Show every line in the records below that contains the word "November".

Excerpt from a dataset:
------------

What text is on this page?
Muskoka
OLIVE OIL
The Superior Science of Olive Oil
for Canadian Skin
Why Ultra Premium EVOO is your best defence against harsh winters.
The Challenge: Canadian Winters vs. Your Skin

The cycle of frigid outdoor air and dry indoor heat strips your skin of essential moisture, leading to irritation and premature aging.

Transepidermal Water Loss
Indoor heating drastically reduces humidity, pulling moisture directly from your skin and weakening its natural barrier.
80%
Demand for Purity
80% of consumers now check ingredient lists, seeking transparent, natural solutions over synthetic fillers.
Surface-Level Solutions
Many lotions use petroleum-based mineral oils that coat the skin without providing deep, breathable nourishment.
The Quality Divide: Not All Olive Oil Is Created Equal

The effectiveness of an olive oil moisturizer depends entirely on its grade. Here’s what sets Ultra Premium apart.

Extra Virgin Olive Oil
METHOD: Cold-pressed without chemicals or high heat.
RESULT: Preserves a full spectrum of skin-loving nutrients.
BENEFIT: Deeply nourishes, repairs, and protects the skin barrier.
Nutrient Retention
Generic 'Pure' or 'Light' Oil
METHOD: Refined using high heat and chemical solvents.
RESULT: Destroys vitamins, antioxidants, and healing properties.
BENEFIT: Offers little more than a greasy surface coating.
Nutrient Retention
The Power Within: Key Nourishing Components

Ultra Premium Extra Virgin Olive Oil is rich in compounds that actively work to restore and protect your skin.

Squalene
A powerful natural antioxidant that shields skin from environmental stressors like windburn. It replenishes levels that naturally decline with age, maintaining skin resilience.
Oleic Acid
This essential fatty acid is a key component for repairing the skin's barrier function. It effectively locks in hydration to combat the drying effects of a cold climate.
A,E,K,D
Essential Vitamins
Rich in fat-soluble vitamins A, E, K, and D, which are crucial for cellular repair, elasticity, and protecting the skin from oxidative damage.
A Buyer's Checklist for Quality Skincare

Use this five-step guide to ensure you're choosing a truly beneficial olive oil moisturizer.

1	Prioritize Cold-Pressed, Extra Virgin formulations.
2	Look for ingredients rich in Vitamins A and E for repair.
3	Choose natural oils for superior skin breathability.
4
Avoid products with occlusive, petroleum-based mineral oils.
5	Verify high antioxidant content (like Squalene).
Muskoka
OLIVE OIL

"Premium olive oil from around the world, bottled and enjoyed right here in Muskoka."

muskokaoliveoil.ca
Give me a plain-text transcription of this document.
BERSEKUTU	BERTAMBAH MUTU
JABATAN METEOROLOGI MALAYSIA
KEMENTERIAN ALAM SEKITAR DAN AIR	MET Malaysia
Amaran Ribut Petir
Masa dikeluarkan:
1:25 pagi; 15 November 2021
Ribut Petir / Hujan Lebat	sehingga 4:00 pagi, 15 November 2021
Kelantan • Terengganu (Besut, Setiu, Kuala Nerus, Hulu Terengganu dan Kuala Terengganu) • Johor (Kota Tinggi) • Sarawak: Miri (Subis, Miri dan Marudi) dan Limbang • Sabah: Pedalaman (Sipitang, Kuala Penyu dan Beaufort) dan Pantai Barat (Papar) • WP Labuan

------------

* [Completed exercise]
1:25 pagi; 15 November 2021
Ribut Petir / Hujan Lebat	sehingga 4:00 pagi, 15 November 2021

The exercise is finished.